Please repeat every entry that follows, keeping each one exactly the same.

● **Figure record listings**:
......
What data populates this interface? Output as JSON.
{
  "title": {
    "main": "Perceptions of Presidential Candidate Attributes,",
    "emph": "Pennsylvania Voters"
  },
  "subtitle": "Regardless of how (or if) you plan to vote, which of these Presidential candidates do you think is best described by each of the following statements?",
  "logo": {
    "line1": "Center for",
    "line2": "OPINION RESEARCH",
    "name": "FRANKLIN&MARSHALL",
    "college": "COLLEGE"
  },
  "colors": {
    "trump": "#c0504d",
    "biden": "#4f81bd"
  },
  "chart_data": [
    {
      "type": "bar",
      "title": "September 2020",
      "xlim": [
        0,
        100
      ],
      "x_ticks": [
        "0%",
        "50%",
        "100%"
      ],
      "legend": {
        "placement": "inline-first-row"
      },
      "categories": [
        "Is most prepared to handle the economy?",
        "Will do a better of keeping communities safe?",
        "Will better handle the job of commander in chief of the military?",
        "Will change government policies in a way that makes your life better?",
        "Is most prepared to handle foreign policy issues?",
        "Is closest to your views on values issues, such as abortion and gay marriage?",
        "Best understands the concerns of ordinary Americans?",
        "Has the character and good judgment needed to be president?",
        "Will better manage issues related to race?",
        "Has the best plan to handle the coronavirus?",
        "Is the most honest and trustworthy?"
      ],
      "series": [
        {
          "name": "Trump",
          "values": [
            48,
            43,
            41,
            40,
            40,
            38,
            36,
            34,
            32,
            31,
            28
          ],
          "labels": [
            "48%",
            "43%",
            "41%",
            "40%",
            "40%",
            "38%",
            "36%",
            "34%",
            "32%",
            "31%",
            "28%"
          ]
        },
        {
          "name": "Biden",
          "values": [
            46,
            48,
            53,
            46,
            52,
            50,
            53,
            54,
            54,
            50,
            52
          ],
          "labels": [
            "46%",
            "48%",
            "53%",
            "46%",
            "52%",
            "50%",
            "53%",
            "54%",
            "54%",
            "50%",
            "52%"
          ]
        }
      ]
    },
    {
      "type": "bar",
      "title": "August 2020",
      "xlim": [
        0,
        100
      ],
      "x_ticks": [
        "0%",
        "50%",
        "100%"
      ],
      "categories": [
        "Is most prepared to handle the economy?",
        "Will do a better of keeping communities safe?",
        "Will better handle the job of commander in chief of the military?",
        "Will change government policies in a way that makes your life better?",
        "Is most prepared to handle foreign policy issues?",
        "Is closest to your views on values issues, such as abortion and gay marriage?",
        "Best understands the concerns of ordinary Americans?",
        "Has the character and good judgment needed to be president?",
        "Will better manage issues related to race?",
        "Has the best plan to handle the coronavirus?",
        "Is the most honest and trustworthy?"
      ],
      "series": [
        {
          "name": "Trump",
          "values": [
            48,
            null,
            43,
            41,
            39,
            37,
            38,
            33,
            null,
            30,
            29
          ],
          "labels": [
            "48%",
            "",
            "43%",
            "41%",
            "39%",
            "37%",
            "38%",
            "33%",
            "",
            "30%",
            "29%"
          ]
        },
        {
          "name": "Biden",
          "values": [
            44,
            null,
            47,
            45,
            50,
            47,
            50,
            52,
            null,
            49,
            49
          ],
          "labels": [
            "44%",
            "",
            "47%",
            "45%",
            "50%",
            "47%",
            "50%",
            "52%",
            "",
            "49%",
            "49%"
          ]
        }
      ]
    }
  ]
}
......
● **ANSWER SECTION**:
What data populates this interface? Output as JSON.
{
  "title": {
    "main": "Perceptions of Presidential Candidate Attributes,",
    "emph": "Pennsylvania Voters"
  },
  "subtitle": "Regardless of how (or if) you plan to vote, which of these Presidential candidates do you think is best described by each of the following statements?",
  "logo": {
    "line1": "Center for",
    "line2": "OPINION RESEARCH",
    "name": "FRANKLIN&MARSHALL",
    "college": "COLLEGE"
  },
  "colors": {
    "trump": "#c0504d",
    "biden": "#4f81bd"
  },
  "chart_data": [
    {
      "type": "bar",
      "title": "September 2020",
      "xlim": [
        0,
        100
      ],
      "x_ticks": [
        "0%",
        "50%",
        "100%"
      ],
      "legend": {
        "placement": "inline-first-row"
      },
      "categories": [
        "Is most prepared to handle the economy?",
        "Will do a better of keeping communities safe?",
        "Will better handle the job of commander in chief of the military?",
        "Will change government policies in a way that makes your life better?",
        "Is most prepared to handle foreign policy issues?",
        "Is closest to your views on values issues, such as abortion and gay marriage?",
        "Best understands the concerns of ordinary Americans?",
        "Has the character and good judgment needed to be president?",
        "Will better manage issues related to race?",
        "Has the best plan to handle the coronavirus?",
        "Is the most honest and trustworthy?"
      ],
      "series": [
        {
          "name": "Trump",
          "values": [
            48,
            43,
            41,
            40,
            40,
            38,
            36,
            34,
            32,
            31,
            28
          ],
          "labels": [
            "48%",
            "43%",
            "41%",
            "40%",
            "40%",
            "38%",
            "36%",
            "34%",
            "32%",
            "31%",
            "28%"
          ]
        },
        {
          "name": "Biden",
          "values": [
            46,
            48,
            53,
            46,
            52,
            50,
            53,
            54,
            54,
            50,
            52
          ],
          "labels": [
            "46%",
            "48%",
            "53%",
            "46%",
            "52%",
            "50%",
            "53%",
            "54%",
            "54%",
            "50%",
            "52%"
          ]
        }
      ]
    },
    {
      "type": "bar",
      "title": "August 2020",
      "xlim": [
        0,
        100
      ],
      "x_ticks": [
        "0%",
        "50%",
        "100%"
      ],
      "categories": [
        "Is most prepared to handle the economy?",
        "Will do a better of keeping communities safe?",
        "Will better handle the job of commander in chief of the military?",
        "Will change government policies in a way that makes your life better?",
        "Is most prepared to handle foreign policy issues?",
        "Is closest to your views on values issues, such as abortion and gay marriage?",
        "Best understands the concerns of ordinary Americans?",
        "Has the character and good judgment needed to be president?",
        "Will better manage issues related to race?",
        "Has the best plan to handle the coronavirus?",
        "Is the most honest and trustworthy?"
      ],
      "series": [
        {
          "name": "Trump",
          "values": [
            48,
            null,
            43,
            41,
            39,
            37,
            38,
            33,
            null,
            30,
            29
          ],
          "labels": [
            "48%",
            "",
            "43%",
            "41%",
            "39%",
            "37%",
            "38%",
            "33%",
            "",
            "30%",
            "29%"
          ]
        },
        {
          "name": "Biden",
          "values": [
            44,
            null,
            47,
            45,
            50,
            47,
            50,
            52,
            null,
            49,
            49
          ],
          "labels": [
            "44%",
            "",
            "47%",
            "45%",
            "50%",
            "47%",
            "50%",
            "52%",
            "",
            "49%",
            "49%"
          ]
        }
      ]
    }
  ]
}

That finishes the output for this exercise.